▶ **WRITTEN PROBLEM**: Only a number is wanted: how many lines in the listing contain the word "name"?

▶ **Extracted data entries**:
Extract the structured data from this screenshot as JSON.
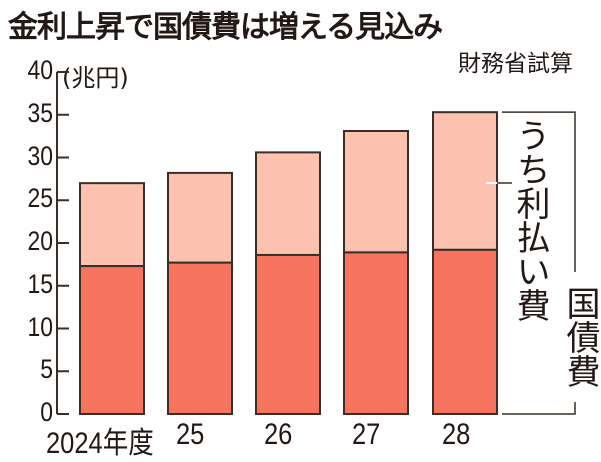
{
  "header": {
    "title": "金利上昇で国債費は増える見込み",
    "source": "財務省試算"
  },
  "colors": {
    "total_light": "#fdc2af",
    "interest_dark": "#f6735e",
    "outline": "#3a2e28",
    "text": "#231815"
  },
  "labels": {
    "unit": "(兆円)",
    "interest_series": "うち利払い費",
    "total_series": "国債費"
  },
  "axis": {
    "y_ticks": [
      "0",
      "5",
      "10",
      "15",
      "20",
      "25",
      "30",
      "35",
      "40"
    ],
    "x_ticks": [
      "2024年度",
      "25",
      "26",
      "27",
      "28"
    ]
  },
  "chart_data": {
    "type": "bar",
    "stacked": true,
    "title": "金利上昇で国債費は増える見込み",
    "subtitle": "財務省試算",
    "xlabel": "",
    "ylabel": "(兆円)",
    "ylim": [
      0,
      40
    ],
    "yticks": [
      0,
      5,
      10,
      15,
      20,
      25,
      30,
      35,
      40
    ],
    "categories": [
      "2024年度",
      "25",
      "26",
      "27",
      "28"
    ],
    "series": [
      {
        "name": "うち利払い費",
        "values": [
          17.3,
          17.7,
          18.6,
          18.9,
          19.2
        ],
        "color": "#f6735e"
      },
      {
        "name": "国債費",
        "values": [
          27.0,
          28.2,
          30.6,
          33.1,
          35.3
        ],
        "color": "#fdc2af"
      }
    ],
    "grid": false,
    "legend_position": "right (bracket annotations)"
  }
}
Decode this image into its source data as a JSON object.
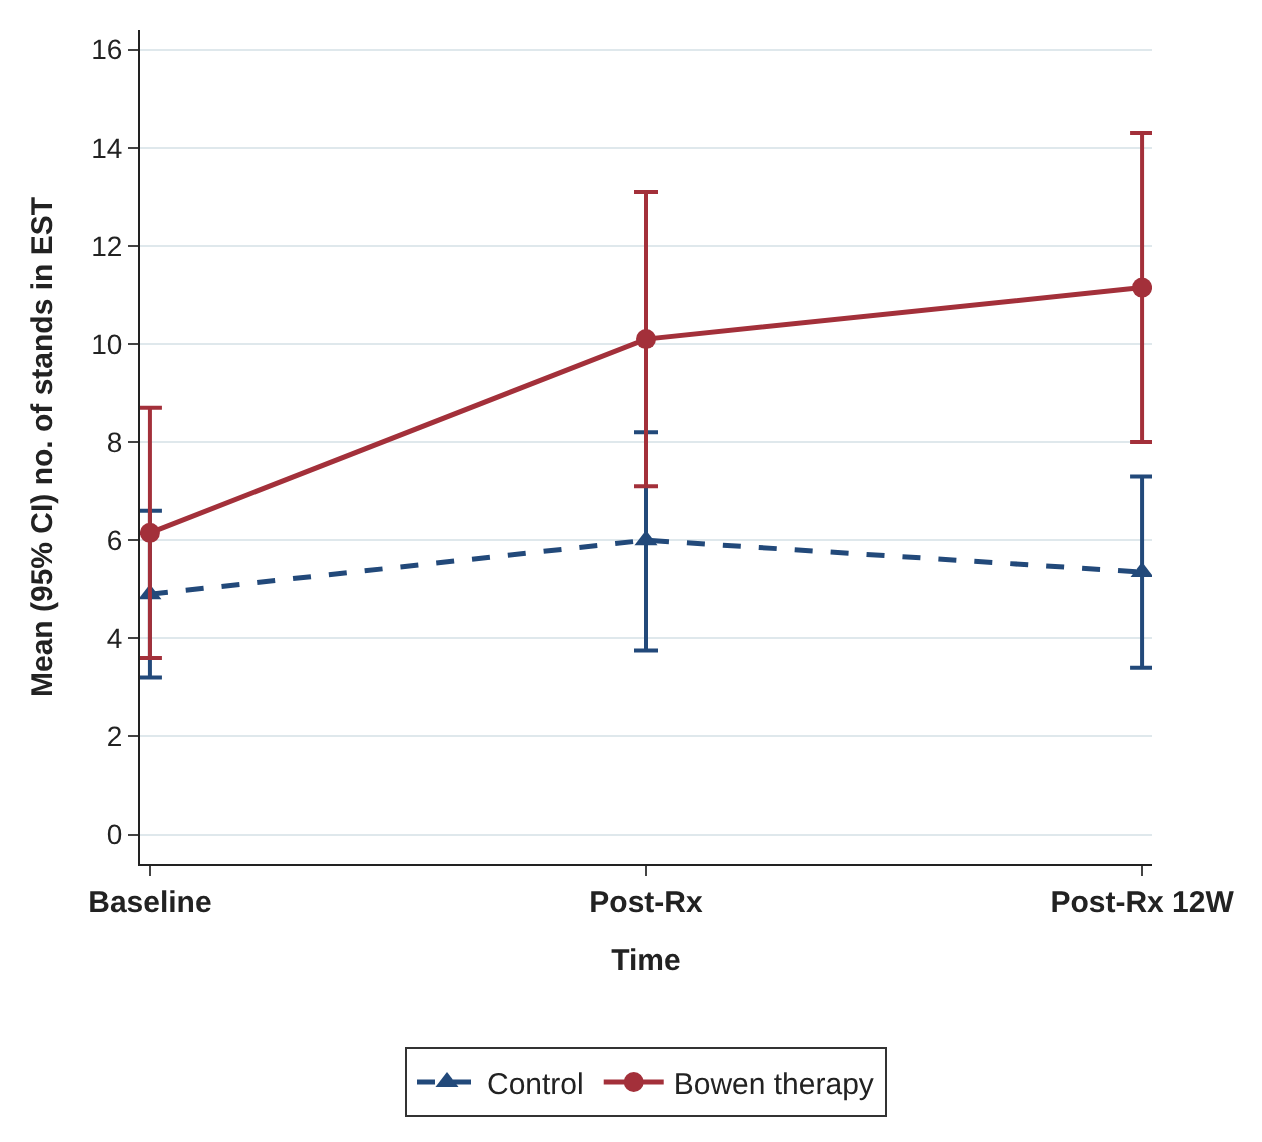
{
  "chart_data": {
    "type": "line",
    "xlabel": "Time",
    "ylabel": "Mean (95% CI) no. of stands in EST",
    "categories": [
      "Baseline",
      "Post-Rx",
      "Post-Rx 12W"
    ],
    "ylim": [
      -0.6,
      16.4
    ],
    "yticks": [
      0,
      2,
      4,
      6,
      8,
      10,
      12,
      14,
      16
    ],
    "grid": "y",
    "legend": "bottom",
    "series": [
      {
        "name": "Control",
        "color": "#22497a",
        "values": [
          4.9,
          6.0,
          5.35
        ],
        "errors": [
          [
            3.2,
            6.6
          ],
          [
            3.75,
            8.2
          ],
          [
            3.4,
            7.3
          ]
        ],
        "marker": "triangle",
        "line_style": "dashed"
      },
      {
        "name": "Bowen therapy",
        "color": "#a3303a",
        "values": [
          6.15,
          10.1,
          11.15
        ],
        "errors": [
          [
            3.6,
            8.7
          ],
          [
            7.1,
            13.1
          ],
          [
            8.0,
            14.3
          ]
        ],
        "marker": "circle",
        "line_style": "solid"
      }
    ]
  }
}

▶ **TASK SOLUTION**: 4